(Figure collection entries)
• • • • •

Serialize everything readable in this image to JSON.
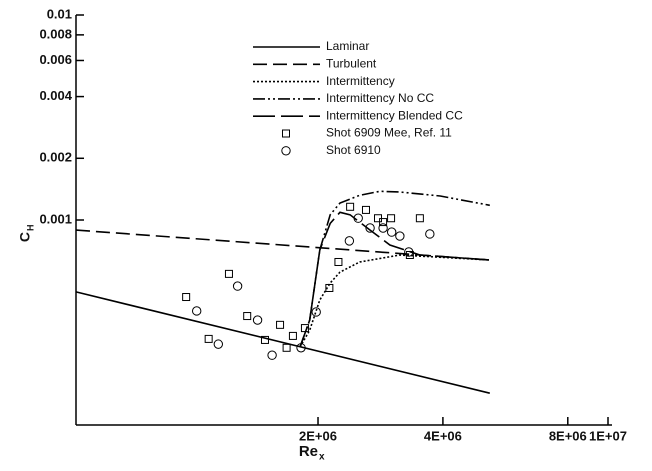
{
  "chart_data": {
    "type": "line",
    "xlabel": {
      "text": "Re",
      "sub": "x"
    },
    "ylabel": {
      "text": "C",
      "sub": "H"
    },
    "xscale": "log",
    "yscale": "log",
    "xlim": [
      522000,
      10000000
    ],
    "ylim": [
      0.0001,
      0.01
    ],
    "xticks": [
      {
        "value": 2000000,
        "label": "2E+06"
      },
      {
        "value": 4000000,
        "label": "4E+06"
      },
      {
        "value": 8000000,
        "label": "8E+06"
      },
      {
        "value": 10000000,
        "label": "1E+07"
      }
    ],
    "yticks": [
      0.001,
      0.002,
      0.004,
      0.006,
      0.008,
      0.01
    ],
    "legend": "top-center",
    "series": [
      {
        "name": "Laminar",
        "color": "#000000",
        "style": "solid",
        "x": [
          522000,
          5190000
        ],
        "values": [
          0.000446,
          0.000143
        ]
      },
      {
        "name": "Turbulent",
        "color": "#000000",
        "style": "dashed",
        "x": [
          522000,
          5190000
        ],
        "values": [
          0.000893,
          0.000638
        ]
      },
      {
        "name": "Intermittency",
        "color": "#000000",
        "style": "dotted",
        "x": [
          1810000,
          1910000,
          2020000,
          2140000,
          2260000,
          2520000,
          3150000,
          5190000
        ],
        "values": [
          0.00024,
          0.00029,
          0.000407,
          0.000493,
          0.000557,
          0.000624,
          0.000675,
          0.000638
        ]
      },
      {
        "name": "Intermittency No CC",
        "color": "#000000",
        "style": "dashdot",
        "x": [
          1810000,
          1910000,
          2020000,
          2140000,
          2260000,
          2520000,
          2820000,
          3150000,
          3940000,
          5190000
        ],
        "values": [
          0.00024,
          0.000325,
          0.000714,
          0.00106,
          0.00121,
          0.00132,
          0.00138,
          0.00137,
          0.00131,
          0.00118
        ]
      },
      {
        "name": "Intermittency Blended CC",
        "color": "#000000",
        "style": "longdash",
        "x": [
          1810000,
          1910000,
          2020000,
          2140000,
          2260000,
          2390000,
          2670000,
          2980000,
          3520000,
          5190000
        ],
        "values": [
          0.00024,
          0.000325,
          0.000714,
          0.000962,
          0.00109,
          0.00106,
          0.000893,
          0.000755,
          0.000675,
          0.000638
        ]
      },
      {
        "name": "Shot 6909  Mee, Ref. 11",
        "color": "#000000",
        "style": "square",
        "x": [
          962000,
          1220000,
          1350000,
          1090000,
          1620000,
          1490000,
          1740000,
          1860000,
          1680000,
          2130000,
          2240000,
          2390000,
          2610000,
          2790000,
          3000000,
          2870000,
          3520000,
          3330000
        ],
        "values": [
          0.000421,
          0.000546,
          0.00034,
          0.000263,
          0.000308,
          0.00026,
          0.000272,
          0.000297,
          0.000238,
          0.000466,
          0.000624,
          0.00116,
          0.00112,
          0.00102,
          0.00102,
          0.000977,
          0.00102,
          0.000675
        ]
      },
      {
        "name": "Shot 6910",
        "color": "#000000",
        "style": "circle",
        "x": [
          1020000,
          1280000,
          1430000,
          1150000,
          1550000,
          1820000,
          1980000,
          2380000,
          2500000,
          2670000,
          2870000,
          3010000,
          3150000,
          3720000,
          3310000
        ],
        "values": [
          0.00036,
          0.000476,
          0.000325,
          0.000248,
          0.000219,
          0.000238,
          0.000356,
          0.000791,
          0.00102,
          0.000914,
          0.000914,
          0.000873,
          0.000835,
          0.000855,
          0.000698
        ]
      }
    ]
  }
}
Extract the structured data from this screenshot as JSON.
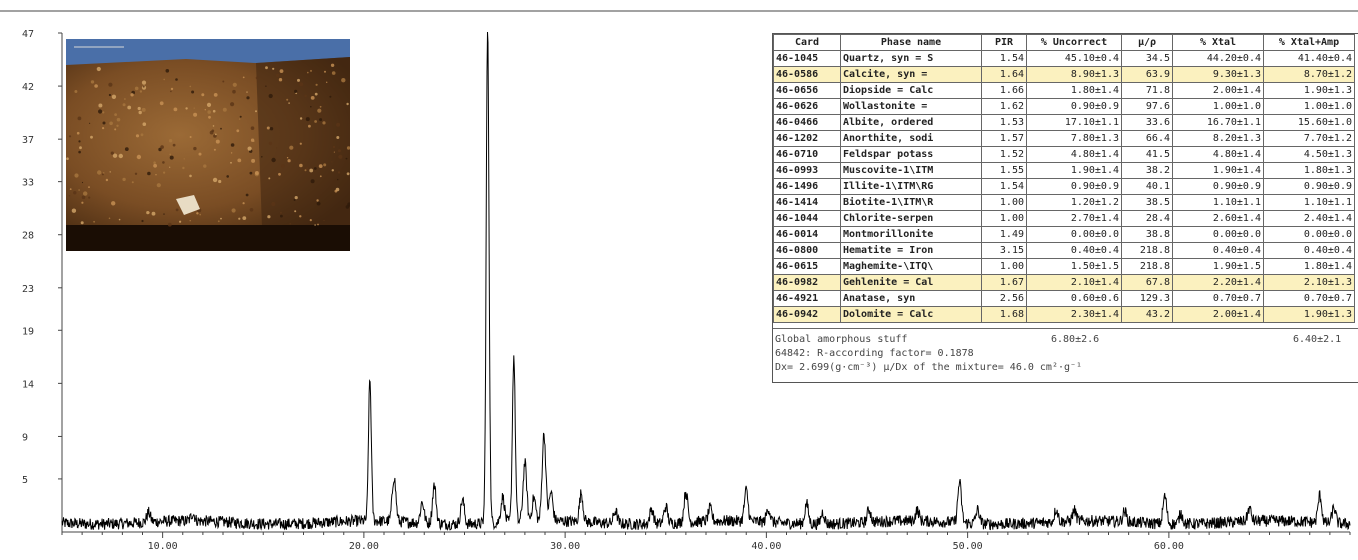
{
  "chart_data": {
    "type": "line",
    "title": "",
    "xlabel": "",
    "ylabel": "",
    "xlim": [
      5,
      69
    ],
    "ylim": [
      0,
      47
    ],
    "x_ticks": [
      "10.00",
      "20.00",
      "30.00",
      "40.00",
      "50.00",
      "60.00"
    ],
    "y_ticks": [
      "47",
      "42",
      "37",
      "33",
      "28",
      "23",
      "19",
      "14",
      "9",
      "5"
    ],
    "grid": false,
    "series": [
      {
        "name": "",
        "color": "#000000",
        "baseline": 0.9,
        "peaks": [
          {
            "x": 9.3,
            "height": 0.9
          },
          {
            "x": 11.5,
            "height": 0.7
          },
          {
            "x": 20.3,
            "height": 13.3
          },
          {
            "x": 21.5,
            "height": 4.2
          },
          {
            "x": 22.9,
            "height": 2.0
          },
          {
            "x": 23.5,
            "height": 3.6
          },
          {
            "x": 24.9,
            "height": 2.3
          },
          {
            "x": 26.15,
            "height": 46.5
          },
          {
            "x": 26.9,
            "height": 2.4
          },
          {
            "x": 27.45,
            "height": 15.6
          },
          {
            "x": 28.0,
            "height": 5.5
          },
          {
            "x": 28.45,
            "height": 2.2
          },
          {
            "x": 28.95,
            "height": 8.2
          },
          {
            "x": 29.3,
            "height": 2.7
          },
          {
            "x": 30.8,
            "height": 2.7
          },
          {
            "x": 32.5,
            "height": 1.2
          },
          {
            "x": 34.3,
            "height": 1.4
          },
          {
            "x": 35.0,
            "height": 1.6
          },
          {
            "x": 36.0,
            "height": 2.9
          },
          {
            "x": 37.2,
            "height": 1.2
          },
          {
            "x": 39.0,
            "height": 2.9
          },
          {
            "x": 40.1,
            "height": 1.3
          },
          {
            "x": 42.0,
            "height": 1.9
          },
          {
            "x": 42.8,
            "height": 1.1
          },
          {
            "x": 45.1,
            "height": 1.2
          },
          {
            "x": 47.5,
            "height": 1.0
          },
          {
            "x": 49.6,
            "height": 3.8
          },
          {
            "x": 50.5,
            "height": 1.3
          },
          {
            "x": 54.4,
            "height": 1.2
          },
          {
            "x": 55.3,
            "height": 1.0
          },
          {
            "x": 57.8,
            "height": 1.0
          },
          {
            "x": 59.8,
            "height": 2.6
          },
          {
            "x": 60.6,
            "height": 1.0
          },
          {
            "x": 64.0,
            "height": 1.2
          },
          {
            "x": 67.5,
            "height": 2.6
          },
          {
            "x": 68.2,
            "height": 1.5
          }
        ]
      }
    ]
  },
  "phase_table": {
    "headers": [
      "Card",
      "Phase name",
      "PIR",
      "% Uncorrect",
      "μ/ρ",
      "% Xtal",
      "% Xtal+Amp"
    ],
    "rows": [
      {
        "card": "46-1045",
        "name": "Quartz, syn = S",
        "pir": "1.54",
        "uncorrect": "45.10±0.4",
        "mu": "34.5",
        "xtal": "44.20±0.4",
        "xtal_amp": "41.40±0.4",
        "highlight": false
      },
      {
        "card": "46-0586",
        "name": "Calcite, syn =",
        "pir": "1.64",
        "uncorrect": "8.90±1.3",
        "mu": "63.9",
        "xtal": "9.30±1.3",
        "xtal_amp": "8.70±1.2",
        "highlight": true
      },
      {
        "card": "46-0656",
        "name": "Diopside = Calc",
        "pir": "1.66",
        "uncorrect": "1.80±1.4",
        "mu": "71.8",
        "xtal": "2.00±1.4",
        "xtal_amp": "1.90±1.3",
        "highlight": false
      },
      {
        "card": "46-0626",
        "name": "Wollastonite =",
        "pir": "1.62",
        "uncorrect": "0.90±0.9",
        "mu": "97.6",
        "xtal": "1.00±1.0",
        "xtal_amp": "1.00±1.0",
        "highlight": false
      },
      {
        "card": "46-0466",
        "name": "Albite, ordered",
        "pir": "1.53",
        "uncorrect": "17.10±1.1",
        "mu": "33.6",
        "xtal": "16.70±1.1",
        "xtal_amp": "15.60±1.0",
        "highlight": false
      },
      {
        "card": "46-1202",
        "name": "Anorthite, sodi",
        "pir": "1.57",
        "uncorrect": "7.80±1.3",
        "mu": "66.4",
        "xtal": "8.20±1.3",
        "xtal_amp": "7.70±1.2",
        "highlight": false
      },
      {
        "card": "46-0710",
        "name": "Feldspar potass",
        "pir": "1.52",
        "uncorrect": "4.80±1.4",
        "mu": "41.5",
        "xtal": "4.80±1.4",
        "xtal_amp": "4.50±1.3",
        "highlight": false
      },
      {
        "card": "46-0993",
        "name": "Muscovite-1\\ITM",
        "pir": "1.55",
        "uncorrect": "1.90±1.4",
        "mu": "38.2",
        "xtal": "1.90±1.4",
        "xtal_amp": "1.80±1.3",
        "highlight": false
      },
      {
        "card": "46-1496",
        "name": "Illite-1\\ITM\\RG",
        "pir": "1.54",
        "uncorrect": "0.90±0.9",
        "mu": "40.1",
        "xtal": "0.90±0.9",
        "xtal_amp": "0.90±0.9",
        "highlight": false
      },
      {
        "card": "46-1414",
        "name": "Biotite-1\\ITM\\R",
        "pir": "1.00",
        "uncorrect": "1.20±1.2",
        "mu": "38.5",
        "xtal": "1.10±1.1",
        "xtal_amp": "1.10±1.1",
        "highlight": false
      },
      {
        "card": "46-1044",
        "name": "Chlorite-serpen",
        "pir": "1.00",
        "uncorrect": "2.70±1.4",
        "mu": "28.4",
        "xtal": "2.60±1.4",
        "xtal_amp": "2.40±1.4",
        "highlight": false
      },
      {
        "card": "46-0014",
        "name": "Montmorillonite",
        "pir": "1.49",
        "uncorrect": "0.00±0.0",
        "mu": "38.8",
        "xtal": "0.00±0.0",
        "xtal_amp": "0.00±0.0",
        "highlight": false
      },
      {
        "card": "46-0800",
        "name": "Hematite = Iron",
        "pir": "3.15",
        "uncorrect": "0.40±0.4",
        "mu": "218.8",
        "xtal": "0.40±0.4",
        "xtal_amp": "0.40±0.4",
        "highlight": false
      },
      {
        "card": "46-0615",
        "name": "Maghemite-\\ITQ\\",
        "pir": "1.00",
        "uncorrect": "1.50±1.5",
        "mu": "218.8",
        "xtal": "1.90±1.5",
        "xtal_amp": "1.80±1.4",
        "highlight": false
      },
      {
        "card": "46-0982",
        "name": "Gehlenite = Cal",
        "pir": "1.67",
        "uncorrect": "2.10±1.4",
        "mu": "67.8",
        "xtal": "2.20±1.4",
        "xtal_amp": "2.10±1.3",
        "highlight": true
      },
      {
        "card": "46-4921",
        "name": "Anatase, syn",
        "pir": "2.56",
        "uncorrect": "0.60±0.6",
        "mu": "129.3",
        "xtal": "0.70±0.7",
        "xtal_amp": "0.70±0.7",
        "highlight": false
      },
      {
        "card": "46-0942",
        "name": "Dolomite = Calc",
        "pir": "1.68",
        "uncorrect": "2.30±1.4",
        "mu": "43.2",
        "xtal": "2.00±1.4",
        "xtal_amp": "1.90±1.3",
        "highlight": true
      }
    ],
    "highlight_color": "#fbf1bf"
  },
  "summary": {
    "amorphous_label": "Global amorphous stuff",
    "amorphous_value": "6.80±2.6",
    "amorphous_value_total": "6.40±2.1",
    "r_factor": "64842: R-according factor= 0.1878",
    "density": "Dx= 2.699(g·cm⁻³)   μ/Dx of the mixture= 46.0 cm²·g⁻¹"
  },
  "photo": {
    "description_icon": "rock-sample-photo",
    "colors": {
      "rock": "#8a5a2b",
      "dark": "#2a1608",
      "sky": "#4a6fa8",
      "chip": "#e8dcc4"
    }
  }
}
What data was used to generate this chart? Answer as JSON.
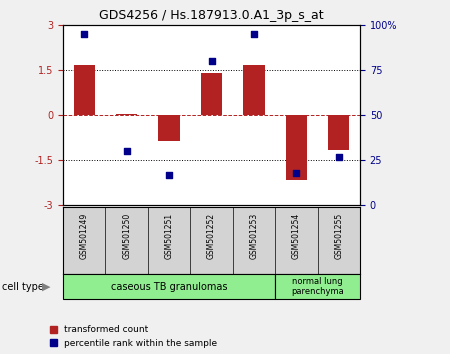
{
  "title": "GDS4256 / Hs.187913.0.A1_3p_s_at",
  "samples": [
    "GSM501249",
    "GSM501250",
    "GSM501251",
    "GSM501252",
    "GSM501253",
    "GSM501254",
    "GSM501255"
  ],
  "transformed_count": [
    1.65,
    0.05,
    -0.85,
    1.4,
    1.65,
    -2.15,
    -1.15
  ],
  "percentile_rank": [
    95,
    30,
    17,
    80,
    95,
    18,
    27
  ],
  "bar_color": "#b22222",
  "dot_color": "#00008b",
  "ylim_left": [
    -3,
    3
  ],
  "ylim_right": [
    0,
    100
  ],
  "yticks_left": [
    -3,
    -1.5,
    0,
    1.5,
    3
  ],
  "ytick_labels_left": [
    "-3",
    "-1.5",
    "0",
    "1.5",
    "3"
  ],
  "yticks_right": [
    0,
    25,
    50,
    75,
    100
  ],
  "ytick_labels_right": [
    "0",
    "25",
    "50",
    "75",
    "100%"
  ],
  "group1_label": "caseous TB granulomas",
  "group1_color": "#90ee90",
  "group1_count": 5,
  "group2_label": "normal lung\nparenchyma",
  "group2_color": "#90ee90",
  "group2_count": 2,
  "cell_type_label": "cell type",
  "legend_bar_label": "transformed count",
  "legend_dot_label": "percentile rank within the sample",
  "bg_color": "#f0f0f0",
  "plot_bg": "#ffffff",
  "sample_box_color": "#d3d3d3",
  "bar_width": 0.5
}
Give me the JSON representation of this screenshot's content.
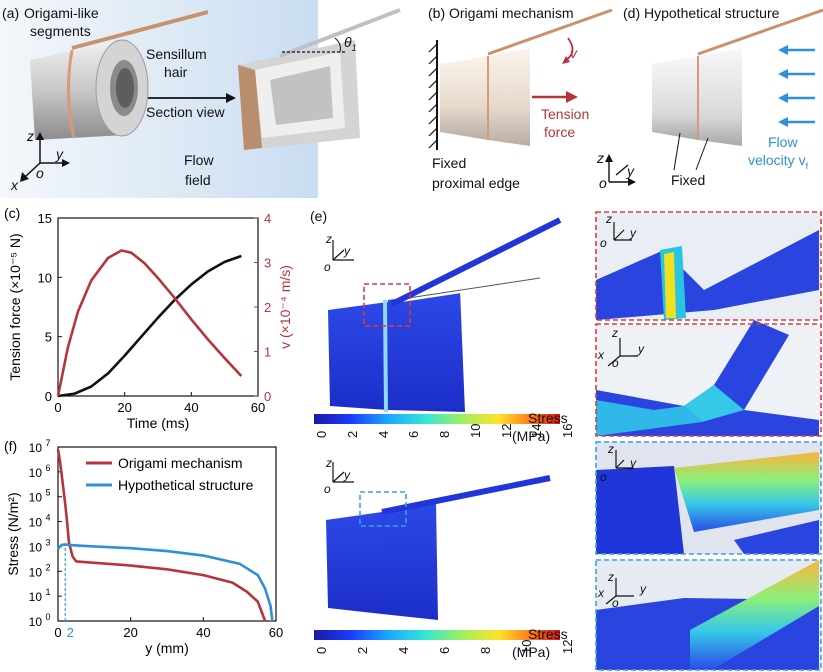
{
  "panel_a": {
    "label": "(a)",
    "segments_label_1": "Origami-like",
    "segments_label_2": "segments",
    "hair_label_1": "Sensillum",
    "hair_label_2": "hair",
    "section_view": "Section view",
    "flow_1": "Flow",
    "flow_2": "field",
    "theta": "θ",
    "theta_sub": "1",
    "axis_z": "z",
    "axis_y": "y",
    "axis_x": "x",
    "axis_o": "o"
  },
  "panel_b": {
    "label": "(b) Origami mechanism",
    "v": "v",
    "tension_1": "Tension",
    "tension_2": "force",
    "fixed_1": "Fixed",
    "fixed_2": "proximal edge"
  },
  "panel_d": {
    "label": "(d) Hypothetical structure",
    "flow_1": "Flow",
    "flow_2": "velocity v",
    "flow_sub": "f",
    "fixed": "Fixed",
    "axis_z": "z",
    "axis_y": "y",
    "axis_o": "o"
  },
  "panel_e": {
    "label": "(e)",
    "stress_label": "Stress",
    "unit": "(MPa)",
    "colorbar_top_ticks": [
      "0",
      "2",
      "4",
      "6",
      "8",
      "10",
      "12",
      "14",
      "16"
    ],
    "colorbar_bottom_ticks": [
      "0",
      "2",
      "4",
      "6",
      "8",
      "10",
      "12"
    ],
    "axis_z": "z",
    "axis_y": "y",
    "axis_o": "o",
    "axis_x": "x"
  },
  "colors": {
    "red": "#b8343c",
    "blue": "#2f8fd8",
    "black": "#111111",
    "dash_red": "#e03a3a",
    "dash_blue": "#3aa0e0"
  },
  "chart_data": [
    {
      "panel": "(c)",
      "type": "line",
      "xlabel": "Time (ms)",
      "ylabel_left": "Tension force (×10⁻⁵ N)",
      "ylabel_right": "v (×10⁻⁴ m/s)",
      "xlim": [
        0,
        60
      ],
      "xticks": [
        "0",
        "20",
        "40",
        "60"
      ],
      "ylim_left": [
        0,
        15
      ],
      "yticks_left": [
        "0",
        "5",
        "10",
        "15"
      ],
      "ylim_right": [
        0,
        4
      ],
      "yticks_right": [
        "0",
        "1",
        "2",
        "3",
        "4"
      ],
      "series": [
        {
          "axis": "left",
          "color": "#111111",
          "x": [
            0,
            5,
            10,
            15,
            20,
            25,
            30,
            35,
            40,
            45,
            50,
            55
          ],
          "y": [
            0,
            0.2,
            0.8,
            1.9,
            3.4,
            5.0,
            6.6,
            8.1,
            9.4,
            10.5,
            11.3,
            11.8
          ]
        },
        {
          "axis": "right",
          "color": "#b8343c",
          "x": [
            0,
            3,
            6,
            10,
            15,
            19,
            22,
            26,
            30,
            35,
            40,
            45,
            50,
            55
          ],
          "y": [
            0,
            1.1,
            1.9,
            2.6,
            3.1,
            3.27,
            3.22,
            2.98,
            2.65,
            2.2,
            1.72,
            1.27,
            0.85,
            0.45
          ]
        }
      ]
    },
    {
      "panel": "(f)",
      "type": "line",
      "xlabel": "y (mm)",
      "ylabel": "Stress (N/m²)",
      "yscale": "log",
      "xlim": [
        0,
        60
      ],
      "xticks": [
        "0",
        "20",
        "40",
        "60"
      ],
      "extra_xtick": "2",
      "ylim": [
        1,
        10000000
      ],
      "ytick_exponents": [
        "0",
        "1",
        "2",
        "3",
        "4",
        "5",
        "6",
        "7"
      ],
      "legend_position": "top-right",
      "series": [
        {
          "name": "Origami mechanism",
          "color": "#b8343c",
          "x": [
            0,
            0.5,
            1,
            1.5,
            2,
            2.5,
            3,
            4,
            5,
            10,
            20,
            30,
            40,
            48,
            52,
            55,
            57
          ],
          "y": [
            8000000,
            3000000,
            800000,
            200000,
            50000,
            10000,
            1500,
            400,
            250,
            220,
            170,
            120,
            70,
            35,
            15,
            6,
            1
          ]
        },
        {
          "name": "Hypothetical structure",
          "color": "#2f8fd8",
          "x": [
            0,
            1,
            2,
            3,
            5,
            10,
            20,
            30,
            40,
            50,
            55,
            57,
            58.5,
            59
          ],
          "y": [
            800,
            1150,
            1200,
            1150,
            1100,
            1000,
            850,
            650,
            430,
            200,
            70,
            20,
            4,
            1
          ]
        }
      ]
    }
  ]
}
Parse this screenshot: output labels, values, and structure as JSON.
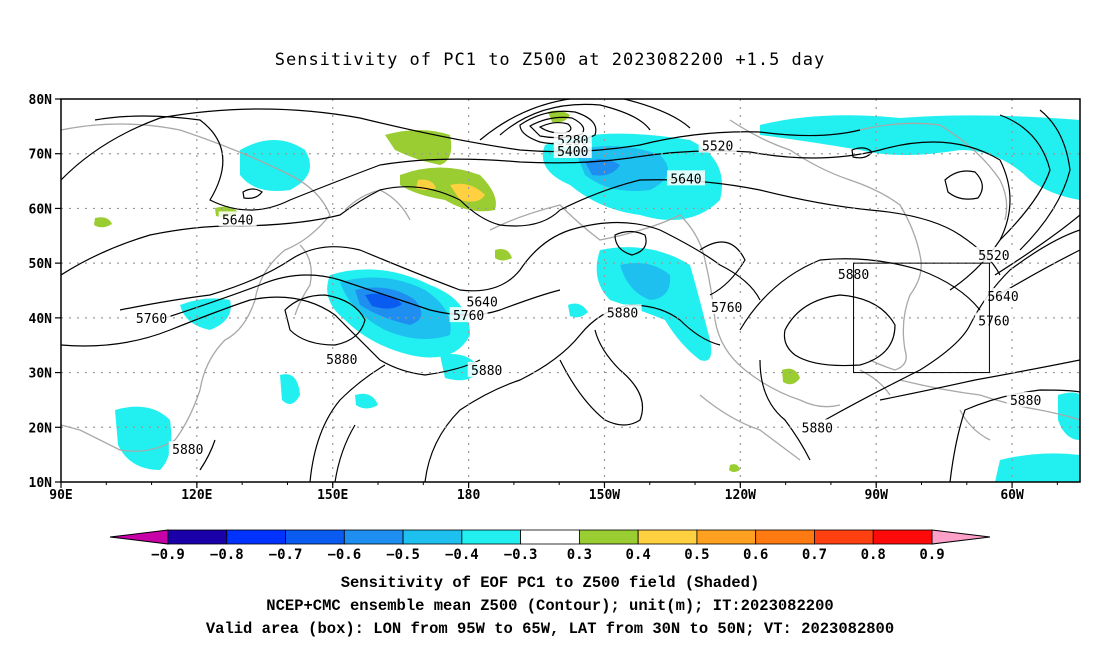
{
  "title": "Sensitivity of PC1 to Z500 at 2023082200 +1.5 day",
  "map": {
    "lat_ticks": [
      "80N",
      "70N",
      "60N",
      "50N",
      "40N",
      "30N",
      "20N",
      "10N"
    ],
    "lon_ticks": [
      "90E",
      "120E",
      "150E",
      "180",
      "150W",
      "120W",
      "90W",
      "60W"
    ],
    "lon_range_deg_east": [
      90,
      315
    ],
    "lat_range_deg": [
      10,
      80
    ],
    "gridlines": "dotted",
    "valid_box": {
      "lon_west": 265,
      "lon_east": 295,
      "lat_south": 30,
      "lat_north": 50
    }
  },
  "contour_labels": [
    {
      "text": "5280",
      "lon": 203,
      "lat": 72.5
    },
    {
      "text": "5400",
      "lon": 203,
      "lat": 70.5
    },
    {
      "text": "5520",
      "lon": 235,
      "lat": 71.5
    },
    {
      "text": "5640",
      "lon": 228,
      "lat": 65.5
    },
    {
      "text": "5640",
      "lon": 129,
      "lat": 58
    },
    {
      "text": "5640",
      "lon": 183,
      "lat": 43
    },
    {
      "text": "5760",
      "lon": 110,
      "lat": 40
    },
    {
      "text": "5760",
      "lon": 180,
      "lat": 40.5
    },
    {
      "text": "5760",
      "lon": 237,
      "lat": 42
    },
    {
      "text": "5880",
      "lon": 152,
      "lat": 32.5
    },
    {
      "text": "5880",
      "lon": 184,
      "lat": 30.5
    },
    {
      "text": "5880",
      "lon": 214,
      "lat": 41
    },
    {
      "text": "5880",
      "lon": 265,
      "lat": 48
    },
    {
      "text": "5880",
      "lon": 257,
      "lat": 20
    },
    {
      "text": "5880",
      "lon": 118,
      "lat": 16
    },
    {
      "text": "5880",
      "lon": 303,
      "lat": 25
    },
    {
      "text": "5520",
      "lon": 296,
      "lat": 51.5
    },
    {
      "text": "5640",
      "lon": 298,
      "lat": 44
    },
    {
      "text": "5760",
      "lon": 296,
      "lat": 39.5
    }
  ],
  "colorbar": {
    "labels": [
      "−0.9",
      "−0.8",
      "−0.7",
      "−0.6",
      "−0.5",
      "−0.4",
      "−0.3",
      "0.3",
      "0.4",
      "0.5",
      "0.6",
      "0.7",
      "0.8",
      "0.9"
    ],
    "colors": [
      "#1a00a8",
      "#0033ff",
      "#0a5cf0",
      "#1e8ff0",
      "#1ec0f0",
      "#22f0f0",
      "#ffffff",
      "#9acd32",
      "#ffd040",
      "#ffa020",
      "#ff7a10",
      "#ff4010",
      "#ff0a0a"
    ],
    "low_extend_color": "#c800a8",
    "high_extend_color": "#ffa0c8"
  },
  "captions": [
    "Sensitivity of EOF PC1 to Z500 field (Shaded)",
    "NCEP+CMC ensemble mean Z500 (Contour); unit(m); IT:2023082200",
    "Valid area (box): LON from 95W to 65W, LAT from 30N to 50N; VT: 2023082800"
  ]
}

• • • • •

* **Exercise brief**
Check every line of the data, and copy the ones that contain "unit".

* **Solution below**
    "unit": "(MPa)",
    "NCEP+CMC ensemble mean Z500 (Contour); unit(m); IT:2023082200",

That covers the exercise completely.